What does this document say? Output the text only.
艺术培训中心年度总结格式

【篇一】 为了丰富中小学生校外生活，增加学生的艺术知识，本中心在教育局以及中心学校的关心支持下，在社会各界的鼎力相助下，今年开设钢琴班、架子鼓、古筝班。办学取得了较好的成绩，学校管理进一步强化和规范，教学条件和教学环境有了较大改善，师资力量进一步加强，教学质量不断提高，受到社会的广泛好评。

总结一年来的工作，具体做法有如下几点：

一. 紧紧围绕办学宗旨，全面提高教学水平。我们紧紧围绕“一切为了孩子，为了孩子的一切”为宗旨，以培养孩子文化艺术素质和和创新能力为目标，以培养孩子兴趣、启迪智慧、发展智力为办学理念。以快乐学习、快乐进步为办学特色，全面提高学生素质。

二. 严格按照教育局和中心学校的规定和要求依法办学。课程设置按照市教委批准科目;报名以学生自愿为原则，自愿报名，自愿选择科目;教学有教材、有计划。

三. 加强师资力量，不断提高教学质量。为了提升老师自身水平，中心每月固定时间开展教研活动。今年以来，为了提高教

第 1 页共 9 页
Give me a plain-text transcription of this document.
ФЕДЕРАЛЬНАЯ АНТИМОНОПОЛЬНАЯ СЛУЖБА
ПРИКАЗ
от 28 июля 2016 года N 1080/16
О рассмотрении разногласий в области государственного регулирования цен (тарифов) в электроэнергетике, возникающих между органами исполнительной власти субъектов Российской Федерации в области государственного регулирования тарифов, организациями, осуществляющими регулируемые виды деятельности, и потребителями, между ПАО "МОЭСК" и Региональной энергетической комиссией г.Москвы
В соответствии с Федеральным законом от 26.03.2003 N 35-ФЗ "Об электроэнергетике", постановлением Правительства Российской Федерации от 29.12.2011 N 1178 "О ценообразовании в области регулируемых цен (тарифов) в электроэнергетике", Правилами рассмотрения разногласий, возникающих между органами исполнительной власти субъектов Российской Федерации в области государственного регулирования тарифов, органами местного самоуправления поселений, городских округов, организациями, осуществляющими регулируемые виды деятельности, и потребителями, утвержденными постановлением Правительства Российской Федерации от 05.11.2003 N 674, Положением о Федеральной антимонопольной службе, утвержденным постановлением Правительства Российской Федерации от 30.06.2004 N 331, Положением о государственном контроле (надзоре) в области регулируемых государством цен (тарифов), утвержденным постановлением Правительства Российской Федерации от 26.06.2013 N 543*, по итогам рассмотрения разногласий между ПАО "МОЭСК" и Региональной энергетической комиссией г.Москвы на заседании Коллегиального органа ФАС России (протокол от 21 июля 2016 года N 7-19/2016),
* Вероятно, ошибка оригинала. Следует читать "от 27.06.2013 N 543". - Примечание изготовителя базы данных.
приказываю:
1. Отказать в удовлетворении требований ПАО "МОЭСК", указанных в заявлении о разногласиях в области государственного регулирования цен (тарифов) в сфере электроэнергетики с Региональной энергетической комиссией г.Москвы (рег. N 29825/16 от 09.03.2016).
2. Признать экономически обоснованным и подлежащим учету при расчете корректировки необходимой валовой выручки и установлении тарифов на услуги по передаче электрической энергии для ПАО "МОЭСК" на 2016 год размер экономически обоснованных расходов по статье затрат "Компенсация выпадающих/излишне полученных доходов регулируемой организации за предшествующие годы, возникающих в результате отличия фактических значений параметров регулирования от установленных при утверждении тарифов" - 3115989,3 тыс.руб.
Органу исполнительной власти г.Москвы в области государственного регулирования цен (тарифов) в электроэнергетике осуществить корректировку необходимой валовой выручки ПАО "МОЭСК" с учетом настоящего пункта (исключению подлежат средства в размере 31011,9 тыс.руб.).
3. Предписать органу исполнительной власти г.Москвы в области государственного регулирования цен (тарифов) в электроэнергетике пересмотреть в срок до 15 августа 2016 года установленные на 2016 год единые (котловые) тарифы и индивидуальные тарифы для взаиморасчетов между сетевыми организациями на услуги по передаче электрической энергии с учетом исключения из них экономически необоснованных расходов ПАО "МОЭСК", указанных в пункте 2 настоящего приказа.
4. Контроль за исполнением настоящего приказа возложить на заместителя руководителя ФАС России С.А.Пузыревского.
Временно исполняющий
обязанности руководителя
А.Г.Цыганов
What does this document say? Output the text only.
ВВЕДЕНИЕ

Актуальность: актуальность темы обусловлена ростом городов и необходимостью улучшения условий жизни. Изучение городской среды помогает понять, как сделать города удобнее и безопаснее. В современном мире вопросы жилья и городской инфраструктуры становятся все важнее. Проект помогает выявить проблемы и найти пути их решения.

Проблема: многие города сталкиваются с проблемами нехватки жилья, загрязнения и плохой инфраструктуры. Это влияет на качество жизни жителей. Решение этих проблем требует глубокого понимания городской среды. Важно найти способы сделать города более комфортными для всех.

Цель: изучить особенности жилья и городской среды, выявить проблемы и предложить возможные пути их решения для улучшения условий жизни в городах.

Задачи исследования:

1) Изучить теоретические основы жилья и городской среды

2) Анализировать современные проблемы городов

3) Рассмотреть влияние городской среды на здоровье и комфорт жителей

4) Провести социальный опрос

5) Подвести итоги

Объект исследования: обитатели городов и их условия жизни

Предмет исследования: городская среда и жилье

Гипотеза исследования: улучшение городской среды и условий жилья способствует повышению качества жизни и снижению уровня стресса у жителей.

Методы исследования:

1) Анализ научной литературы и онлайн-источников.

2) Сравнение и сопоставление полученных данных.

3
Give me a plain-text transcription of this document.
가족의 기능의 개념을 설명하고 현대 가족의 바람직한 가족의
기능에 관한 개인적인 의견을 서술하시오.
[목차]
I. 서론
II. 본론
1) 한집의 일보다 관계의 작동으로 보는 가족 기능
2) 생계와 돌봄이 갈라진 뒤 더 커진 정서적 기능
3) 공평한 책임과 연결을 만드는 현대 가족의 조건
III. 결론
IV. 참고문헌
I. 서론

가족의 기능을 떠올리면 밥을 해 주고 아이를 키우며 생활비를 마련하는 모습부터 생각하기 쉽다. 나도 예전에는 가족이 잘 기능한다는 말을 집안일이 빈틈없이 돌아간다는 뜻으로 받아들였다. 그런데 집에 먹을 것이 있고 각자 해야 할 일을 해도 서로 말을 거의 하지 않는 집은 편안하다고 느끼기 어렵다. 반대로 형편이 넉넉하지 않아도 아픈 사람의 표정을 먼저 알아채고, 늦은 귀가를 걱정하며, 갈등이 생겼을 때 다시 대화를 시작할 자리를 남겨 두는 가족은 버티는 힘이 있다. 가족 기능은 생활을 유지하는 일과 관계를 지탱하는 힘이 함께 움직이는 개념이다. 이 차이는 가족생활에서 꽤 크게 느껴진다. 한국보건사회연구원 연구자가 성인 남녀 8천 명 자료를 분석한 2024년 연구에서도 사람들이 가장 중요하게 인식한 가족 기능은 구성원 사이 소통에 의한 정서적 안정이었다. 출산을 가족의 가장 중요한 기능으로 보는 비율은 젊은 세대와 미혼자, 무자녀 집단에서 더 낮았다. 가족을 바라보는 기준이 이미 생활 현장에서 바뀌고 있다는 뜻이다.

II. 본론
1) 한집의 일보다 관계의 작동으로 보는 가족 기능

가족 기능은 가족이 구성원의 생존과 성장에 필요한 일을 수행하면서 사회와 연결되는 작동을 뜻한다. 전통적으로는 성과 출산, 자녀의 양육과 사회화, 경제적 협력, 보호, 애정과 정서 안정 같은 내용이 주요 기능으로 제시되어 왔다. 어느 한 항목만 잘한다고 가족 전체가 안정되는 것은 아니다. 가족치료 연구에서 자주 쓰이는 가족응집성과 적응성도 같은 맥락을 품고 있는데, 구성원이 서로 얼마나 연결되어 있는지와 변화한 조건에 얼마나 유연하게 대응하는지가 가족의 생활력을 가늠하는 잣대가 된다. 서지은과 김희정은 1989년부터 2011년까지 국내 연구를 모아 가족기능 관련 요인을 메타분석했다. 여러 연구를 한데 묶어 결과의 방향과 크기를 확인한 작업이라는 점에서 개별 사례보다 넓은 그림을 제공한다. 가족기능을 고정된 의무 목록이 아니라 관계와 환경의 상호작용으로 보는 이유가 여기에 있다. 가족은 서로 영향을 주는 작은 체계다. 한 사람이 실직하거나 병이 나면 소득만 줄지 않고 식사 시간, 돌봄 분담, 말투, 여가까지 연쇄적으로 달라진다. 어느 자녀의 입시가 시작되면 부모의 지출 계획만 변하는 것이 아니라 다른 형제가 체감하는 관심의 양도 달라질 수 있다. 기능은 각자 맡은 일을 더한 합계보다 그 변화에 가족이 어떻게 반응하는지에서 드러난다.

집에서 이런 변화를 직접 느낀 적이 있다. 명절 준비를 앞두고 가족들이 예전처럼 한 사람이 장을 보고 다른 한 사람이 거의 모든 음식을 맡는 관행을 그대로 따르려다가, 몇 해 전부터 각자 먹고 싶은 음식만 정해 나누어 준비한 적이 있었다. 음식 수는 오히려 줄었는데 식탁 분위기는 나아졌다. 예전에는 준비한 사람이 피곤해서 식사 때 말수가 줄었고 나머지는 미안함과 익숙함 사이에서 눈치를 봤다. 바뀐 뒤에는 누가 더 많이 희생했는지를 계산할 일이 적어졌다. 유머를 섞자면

(What the task requires)
Search the data above for the word "данных", then gather each line in which it appears.

(Task answer)
* Вероятно, ошибка оригинала. Следует читать "от 27.06.2013 N 543". - Примечание изготовителя базы данных.
2) Сравнение и сопоставление полученных данных.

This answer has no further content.